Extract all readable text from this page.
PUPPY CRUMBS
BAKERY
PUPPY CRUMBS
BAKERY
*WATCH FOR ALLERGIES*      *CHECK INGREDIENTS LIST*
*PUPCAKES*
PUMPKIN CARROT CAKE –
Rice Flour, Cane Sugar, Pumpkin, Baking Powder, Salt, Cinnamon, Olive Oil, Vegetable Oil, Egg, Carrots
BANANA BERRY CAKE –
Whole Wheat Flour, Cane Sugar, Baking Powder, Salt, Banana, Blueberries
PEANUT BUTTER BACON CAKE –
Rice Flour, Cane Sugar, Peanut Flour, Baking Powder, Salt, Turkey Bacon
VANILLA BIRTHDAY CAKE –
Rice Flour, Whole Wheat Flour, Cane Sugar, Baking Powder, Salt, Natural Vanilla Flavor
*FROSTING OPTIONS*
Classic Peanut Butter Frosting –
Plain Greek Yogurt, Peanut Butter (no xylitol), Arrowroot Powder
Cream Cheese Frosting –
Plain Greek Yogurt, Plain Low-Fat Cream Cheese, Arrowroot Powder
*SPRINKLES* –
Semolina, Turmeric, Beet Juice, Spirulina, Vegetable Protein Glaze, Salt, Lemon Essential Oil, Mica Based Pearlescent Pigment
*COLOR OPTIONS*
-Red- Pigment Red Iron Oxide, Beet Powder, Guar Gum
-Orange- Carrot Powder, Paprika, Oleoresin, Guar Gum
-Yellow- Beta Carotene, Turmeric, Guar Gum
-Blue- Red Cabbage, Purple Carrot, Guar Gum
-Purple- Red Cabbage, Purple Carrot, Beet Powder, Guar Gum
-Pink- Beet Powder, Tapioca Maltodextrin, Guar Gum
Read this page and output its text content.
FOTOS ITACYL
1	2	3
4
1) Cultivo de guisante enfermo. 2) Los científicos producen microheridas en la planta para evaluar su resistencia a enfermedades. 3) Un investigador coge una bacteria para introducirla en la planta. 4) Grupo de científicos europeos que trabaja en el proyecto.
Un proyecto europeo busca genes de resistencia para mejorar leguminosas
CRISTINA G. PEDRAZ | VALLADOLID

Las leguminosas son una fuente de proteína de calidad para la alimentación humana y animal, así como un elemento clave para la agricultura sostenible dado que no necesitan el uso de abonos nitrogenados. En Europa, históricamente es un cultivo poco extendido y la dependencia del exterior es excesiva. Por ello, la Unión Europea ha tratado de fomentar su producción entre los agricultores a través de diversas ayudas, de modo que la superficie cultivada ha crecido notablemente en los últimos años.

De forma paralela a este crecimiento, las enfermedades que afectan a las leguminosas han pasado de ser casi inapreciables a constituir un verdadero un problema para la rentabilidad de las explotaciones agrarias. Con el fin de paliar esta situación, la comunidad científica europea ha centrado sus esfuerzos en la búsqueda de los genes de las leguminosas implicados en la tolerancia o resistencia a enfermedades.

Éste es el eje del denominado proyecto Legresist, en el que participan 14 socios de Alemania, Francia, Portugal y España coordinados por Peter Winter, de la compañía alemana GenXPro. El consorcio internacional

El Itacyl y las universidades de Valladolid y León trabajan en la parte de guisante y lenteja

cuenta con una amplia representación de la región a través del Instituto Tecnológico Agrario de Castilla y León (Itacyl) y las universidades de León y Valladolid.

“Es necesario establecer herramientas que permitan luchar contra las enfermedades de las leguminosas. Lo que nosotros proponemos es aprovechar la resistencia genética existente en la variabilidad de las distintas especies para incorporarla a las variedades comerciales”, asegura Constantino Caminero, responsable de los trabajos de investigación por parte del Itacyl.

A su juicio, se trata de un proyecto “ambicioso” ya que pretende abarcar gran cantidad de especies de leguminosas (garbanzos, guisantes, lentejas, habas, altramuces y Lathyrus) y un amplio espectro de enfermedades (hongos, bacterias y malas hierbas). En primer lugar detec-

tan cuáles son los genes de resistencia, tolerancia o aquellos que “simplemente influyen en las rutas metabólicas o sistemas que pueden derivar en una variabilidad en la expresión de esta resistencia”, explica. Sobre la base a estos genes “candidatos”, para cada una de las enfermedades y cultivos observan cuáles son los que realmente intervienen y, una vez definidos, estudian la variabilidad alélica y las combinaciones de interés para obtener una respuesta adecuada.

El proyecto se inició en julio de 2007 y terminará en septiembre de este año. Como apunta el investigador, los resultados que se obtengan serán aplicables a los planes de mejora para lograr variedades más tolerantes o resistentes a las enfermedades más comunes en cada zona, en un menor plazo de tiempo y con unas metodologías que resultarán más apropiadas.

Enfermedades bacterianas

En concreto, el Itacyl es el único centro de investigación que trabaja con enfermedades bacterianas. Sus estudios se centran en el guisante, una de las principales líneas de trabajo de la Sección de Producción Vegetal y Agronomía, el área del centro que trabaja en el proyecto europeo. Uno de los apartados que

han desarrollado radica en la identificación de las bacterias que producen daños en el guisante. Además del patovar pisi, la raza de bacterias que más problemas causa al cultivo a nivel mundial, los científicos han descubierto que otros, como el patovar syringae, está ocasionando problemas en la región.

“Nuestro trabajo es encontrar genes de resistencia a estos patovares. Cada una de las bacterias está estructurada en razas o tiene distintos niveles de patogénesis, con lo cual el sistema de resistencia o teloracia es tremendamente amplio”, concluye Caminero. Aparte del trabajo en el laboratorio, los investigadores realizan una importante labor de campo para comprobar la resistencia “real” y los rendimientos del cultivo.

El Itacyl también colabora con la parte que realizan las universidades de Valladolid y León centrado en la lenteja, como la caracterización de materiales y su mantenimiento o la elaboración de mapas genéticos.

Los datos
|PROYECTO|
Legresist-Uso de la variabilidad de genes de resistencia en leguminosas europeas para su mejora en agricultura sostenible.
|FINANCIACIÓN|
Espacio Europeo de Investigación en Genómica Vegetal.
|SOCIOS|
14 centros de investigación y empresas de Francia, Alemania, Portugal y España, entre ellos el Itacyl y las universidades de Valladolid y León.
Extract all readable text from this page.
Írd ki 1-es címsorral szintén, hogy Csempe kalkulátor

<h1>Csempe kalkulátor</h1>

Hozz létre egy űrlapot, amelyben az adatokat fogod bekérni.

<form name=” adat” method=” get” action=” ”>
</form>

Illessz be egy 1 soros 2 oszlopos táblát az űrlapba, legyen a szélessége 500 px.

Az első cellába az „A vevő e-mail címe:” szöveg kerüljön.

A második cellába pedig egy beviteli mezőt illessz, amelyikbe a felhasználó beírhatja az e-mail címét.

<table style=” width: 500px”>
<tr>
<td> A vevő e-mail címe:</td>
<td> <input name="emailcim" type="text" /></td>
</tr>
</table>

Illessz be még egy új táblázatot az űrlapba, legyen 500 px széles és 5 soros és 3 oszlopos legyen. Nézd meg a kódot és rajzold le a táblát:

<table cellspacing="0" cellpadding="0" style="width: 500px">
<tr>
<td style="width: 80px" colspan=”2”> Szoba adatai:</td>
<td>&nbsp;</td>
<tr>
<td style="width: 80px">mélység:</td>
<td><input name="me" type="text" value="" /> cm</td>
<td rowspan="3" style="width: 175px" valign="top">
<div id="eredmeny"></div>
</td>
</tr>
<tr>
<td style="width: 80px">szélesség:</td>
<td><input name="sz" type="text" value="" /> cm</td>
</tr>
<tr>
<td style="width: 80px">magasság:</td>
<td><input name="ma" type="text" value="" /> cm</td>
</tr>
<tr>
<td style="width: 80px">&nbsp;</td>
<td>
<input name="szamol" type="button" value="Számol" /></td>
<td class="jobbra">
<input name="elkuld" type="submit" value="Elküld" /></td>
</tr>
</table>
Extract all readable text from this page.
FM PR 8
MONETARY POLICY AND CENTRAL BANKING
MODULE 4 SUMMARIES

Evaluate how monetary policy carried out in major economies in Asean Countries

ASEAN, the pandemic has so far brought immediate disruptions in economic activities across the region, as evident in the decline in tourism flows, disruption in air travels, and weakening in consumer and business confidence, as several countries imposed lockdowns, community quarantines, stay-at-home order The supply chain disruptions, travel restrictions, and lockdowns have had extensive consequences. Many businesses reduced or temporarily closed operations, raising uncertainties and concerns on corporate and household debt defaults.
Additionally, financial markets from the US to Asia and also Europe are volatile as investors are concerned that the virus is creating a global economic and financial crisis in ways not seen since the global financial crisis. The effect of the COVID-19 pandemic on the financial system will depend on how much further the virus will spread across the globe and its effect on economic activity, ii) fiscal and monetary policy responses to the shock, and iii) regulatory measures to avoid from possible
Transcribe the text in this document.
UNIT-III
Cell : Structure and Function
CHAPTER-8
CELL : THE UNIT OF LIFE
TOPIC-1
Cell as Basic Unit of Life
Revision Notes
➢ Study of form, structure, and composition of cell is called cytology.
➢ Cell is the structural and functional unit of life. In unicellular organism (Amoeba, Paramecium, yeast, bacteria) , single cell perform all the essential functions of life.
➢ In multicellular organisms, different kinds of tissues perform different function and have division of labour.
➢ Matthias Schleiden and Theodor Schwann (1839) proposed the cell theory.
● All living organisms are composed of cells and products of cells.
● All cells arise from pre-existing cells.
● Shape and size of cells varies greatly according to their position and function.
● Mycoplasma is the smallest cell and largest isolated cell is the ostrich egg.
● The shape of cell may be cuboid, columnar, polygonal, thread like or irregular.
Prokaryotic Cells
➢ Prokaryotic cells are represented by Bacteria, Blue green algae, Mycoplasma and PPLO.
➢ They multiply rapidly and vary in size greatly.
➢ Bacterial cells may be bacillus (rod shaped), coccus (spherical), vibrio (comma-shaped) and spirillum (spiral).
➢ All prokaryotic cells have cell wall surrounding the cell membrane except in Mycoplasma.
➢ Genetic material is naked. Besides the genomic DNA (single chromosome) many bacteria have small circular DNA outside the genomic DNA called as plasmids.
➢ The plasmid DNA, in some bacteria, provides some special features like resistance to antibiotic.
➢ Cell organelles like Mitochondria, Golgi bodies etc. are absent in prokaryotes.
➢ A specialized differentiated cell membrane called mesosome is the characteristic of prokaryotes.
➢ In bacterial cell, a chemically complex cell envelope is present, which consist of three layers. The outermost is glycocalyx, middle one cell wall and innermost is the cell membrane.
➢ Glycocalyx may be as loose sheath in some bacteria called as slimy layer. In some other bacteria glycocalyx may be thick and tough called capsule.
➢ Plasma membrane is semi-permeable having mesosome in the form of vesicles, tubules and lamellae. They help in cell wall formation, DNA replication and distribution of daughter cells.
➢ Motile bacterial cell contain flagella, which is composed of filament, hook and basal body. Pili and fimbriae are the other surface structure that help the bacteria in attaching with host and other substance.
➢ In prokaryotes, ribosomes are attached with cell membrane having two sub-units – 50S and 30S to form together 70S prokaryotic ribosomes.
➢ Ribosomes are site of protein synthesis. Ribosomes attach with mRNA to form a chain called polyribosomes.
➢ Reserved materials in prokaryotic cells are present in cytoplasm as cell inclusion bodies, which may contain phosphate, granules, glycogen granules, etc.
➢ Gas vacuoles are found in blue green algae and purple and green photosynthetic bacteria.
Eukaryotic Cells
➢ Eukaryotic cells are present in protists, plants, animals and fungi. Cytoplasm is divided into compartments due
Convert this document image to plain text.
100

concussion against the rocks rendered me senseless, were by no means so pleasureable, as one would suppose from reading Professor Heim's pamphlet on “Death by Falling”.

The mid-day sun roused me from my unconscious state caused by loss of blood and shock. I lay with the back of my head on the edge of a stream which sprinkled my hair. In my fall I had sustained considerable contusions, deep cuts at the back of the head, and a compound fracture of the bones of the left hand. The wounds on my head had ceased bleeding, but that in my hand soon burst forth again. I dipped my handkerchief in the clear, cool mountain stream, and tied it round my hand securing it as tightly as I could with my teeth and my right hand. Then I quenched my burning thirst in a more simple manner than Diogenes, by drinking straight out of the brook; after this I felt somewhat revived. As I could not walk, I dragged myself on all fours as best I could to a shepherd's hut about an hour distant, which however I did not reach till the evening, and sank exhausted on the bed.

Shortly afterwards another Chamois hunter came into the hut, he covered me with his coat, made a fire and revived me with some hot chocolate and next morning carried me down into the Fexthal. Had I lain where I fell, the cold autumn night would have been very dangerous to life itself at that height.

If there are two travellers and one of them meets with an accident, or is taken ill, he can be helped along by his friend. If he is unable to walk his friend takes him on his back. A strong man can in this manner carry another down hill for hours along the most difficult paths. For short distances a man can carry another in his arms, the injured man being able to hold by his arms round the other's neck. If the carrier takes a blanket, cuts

> _TASK OBJECTIVE_: The lines to show are those in the data above that include "mesosome".

> _EXERCISE RESULT_:
➢ A specialized differentiated cell membrane called mesosome is the characteristic of prokaryotes.
➢ Plasma membrane is semi-permeable having mesosome in the form of vesicles, tubules and lamellae. They help in cell wall formation, DNA replication and distribution of daughter cells.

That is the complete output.